WRITTEN PROBLEM:
Below is a listing; copy all of it exactly.
•••
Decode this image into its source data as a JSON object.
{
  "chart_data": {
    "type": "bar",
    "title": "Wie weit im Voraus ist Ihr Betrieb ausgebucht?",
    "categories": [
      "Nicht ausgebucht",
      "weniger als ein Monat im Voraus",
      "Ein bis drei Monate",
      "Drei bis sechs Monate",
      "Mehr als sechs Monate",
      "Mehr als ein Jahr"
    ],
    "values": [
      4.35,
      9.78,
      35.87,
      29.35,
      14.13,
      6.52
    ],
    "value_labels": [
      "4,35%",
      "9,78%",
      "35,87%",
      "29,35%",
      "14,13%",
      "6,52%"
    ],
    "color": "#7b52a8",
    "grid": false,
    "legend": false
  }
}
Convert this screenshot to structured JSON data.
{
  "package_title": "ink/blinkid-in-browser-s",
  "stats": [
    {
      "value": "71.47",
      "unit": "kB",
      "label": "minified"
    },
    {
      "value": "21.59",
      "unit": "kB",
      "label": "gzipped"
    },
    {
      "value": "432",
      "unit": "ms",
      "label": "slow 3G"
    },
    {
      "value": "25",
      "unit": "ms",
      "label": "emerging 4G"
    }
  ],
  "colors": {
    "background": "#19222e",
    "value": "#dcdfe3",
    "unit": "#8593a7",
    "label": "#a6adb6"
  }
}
•••
PROBLEM SOLUTION:
Decode this image into its source data as a JSON object.
{
  "chart_data": {
    "type": "bar",
    "title": "Wie weit im Voraus ist Ihr Betrieb ausgebucht?",
    "categories": [
      "Nicht ausgebucht",
      "weniger als ein Monat im Voraus",
      "Ein bis drei Monate",
      "Drei bis sechs Monate",
      "Mehr als sechs Monate",
      "Mehr als ein Jahr"
    ],
    "values": [
      4.35,
      9.78,
      35.87,
      29.35,
      14.13,
      6.52
    ],
    "value_labels": [
      "4,35%",
      "9,78%",
      "35,87%",
      "29,35%",
      "14,13%",
      "6,52%"
    ],
    "color": "#7b52a8",
    "grid": false,
    "legend": false
  }
}
Convert this screenshot to structured JSON data.
{
  "package_title": "ink/blinkid-in-browser-s",
  "stats": [
    {
      "value": "71.47",
      "unit": "kB",
      "label": "minified"
    },
    {
      "value": "21.59",
      "unit": "kB",
      "label": "gzipped"
    },
    {
      "value": "432",
      "unit": "ms",
      "label": "slow 3G"
    },
    {
      "value": "25",
      "unit": "ms",
      "label": "emerging 4G"
    }
  ],
  "colors": {
    "background": "#19222e",
    "value": "#dcdfe3",
    "unit": "#8593a7",
    "label": "#a6adb6"
  }
}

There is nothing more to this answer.